:: BRIEF ::
Work out the number of lines containing "query". Give that number alone.

:: DATA FOR THE TASK ::

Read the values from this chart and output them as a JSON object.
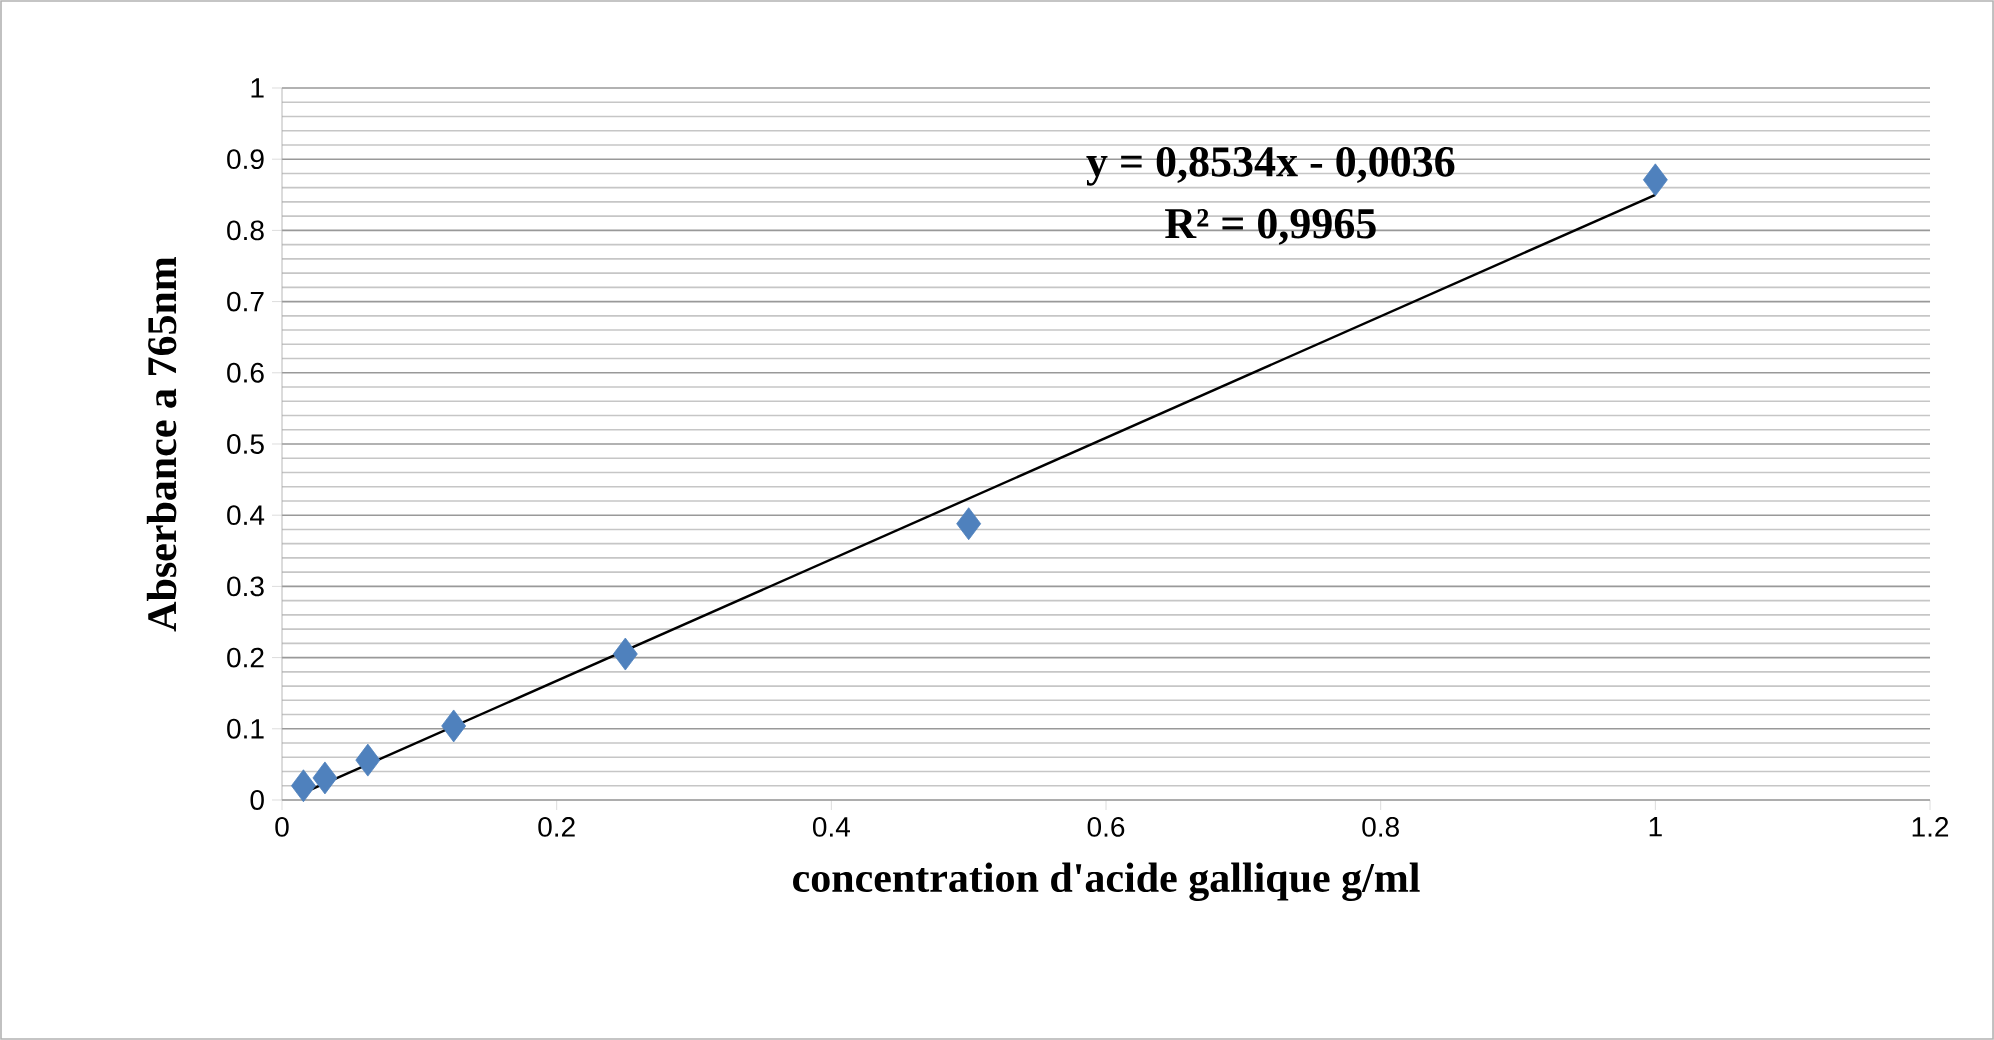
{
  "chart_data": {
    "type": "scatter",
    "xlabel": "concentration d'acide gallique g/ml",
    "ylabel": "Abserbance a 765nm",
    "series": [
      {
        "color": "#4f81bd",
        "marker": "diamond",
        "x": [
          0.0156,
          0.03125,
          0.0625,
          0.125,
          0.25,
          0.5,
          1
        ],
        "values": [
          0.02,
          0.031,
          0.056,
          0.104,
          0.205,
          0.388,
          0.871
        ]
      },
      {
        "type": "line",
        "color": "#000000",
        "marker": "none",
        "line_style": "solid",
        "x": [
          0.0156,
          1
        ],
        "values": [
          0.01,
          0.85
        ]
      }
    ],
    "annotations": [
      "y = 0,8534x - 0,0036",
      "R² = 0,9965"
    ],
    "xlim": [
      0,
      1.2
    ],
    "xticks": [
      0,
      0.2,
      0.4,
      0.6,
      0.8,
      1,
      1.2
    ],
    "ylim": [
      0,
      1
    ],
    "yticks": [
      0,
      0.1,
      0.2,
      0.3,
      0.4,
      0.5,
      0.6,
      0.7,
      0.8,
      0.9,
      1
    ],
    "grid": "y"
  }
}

==

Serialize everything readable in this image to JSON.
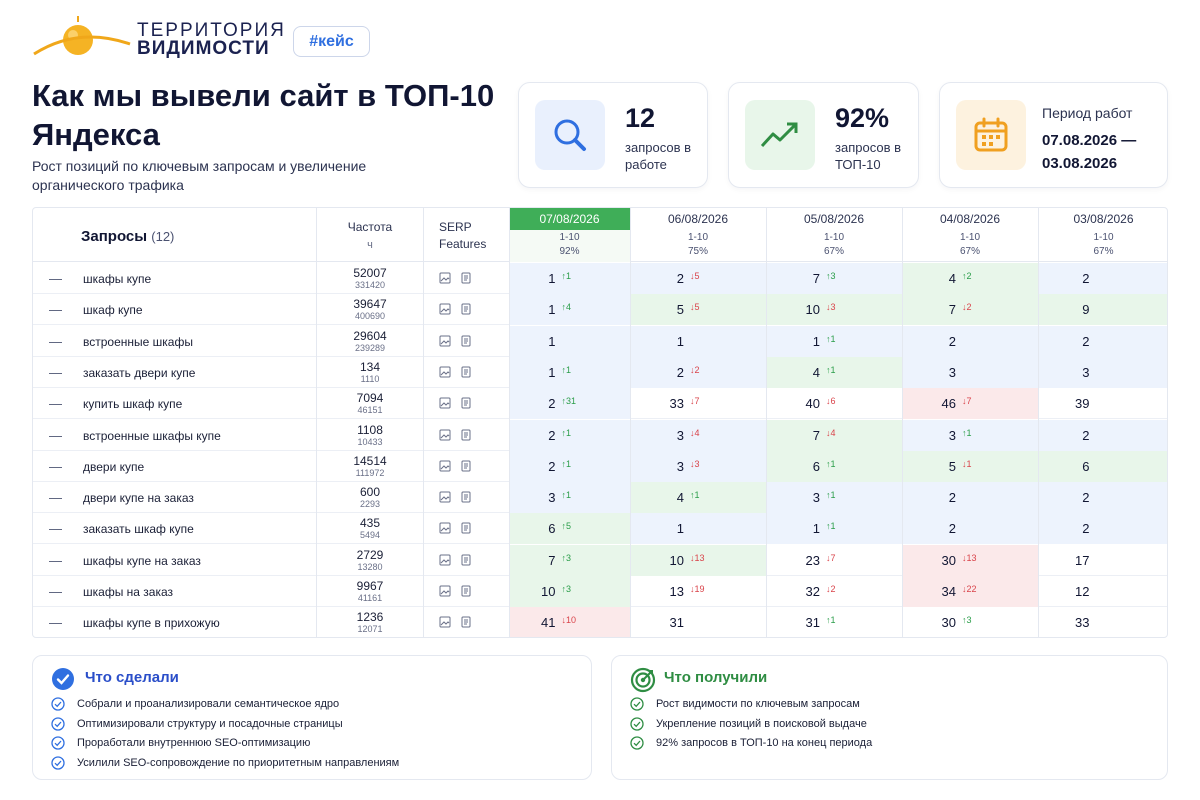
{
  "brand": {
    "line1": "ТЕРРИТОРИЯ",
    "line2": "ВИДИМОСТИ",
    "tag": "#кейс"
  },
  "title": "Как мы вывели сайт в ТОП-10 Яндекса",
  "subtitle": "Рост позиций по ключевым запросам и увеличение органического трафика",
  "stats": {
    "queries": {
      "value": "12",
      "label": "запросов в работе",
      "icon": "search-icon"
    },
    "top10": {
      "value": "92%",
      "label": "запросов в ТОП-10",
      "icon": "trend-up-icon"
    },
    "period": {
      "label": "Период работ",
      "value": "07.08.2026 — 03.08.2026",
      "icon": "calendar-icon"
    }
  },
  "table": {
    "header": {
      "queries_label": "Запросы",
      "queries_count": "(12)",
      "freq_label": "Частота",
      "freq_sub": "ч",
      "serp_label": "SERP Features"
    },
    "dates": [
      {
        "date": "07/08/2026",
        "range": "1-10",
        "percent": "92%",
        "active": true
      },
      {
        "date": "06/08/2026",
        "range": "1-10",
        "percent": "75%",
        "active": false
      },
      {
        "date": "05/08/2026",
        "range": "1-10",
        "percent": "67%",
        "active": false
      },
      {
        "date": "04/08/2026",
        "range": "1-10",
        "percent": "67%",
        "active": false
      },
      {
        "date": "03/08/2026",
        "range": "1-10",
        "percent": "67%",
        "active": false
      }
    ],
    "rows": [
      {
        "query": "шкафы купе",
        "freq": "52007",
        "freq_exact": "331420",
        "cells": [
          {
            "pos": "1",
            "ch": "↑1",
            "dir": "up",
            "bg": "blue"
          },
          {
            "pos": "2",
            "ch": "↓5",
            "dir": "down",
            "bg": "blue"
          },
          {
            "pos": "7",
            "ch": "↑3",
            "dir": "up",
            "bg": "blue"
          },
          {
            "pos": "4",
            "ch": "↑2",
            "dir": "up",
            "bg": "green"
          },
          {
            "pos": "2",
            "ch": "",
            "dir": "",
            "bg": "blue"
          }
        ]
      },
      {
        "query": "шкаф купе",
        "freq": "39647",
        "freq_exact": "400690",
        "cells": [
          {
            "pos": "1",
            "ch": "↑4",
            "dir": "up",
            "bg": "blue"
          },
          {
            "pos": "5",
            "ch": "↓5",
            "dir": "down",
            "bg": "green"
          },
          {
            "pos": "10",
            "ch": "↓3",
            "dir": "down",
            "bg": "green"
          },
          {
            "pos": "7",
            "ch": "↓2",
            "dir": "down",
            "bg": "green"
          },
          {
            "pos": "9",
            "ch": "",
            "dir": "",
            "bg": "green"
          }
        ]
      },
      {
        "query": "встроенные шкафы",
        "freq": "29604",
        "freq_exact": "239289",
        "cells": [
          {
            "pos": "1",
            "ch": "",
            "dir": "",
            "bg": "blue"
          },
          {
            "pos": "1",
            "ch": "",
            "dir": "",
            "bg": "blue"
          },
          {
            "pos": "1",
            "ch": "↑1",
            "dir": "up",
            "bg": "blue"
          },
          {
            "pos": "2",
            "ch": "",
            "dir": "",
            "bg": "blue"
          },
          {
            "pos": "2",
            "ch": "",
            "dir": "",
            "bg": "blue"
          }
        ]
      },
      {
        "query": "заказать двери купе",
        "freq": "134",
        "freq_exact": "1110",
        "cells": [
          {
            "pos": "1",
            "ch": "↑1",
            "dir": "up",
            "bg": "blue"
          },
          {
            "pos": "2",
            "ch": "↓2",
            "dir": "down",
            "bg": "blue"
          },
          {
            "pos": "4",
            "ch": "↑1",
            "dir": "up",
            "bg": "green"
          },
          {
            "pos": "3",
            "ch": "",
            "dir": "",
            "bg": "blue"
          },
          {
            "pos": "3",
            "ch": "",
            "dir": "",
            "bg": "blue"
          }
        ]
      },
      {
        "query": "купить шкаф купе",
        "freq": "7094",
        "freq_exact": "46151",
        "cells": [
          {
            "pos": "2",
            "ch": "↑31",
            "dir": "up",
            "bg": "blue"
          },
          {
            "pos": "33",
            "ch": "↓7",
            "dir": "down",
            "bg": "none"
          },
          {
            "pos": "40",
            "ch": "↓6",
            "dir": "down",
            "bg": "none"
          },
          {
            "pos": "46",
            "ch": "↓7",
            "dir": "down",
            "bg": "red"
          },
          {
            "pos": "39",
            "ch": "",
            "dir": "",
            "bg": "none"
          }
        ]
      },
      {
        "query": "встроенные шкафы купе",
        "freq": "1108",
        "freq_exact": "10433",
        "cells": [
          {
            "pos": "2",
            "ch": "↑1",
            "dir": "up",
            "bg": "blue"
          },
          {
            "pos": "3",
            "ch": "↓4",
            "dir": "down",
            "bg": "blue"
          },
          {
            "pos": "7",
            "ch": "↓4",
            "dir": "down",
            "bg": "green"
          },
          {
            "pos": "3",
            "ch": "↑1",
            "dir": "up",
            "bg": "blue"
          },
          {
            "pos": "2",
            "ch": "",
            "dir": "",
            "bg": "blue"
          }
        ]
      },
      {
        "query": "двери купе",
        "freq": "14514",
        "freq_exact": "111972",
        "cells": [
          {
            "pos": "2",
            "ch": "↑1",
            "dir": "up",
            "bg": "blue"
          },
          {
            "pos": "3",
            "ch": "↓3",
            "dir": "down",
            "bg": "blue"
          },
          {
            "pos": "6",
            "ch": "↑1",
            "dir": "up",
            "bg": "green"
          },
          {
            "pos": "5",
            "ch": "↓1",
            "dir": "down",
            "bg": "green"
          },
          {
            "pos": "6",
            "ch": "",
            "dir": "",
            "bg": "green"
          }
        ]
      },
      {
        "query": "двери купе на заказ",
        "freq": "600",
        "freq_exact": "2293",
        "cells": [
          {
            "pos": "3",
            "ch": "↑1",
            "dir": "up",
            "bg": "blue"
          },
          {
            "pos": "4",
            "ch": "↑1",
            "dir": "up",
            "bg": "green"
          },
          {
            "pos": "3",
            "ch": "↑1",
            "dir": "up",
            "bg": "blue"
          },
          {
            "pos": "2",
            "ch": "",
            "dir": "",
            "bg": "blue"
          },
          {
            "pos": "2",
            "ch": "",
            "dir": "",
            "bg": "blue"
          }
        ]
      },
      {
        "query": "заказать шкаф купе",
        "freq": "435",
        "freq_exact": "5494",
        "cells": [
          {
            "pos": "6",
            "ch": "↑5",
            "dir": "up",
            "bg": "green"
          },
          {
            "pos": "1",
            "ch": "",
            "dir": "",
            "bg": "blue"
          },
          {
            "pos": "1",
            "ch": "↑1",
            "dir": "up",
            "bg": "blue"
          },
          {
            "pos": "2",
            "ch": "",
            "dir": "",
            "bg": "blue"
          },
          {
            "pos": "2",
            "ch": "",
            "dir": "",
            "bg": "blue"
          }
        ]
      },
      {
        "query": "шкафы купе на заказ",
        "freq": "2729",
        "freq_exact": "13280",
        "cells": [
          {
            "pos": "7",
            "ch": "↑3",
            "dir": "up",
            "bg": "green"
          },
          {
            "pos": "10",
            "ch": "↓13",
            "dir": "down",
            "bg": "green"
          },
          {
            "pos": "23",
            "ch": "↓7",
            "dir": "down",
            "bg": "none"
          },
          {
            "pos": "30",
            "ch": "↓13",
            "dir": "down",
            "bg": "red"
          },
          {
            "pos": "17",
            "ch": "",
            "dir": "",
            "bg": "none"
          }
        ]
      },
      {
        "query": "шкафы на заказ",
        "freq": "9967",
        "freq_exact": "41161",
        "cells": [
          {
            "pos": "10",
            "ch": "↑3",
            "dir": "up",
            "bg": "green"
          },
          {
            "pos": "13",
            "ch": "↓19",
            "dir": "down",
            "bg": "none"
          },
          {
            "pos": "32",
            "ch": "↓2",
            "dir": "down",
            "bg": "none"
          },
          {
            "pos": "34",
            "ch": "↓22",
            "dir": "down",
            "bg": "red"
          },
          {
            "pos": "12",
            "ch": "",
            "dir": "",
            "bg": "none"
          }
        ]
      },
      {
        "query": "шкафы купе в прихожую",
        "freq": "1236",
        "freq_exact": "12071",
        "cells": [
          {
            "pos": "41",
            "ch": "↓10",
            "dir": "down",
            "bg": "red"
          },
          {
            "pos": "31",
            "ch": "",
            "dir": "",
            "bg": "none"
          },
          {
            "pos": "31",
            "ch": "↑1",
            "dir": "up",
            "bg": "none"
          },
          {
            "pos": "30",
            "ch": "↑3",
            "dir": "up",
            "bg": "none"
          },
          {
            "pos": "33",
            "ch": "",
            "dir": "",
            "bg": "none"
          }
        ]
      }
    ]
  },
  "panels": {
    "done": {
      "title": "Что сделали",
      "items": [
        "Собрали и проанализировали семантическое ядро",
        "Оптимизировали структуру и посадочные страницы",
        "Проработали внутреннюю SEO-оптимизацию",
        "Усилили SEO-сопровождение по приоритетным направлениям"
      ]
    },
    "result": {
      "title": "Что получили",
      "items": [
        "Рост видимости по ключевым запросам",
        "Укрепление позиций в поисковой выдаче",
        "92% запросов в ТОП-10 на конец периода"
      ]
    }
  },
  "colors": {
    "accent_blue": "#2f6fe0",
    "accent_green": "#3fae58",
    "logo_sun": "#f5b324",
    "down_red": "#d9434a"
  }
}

--

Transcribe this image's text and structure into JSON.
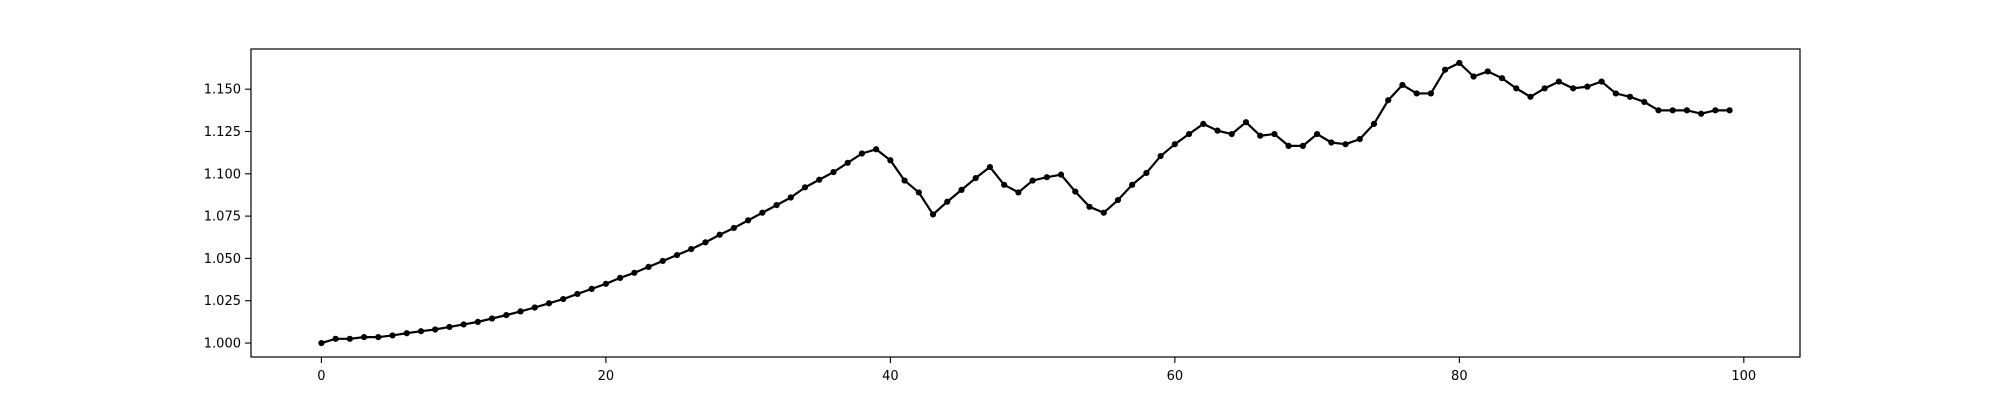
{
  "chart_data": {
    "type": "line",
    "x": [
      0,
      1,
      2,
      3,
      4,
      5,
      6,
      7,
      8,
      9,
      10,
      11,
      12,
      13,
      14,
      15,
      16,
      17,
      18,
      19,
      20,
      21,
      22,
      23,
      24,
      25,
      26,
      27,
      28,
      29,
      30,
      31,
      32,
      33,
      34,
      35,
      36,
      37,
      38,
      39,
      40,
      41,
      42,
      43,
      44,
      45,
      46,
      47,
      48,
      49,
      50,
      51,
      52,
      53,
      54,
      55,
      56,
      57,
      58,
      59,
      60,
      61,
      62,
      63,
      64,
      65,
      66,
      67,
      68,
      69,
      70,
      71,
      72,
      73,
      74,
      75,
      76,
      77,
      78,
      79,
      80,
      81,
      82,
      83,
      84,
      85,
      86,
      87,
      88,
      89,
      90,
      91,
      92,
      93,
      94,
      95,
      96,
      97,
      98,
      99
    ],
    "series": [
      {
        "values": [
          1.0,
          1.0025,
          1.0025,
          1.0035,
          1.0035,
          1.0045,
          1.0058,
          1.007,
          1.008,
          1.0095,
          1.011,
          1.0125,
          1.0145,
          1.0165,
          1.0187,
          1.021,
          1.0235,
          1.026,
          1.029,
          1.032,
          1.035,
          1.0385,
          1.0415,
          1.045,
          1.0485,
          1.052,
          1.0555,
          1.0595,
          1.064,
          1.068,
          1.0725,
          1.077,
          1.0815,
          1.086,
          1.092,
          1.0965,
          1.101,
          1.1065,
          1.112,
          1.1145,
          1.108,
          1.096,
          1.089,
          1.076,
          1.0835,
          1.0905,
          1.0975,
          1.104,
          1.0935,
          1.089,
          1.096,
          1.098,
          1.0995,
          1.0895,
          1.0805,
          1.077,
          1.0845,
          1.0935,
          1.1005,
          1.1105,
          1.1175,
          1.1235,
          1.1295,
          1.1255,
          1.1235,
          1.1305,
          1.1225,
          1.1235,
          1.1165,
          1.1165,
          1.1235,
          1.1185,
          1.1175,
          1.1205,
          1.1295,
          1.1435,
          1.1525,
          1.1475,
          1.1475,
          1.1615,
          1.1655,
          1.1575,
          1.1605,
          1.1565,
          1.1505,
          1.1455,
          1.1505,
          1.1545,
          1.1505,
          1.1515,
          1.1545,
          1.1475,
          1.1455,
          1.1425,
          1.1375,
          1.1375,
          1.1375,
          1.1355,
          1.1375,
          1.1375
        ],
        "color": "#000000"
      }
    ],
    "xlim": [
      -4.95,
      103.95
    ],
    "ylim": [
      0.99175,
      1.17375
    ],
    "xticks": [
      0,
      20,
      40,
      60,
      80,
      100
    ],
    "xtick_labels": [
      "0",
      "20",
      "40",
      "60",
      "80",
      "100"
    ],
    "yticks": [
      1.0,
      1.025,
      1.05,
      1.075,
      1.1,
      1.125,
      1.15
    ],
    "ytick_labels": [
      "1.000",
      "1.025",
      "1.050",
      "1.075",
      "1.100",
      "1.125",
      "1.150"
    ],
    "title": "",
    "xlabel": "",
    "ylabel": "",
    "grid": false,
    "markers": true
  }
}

:: THE COMPLETED TASK ::
12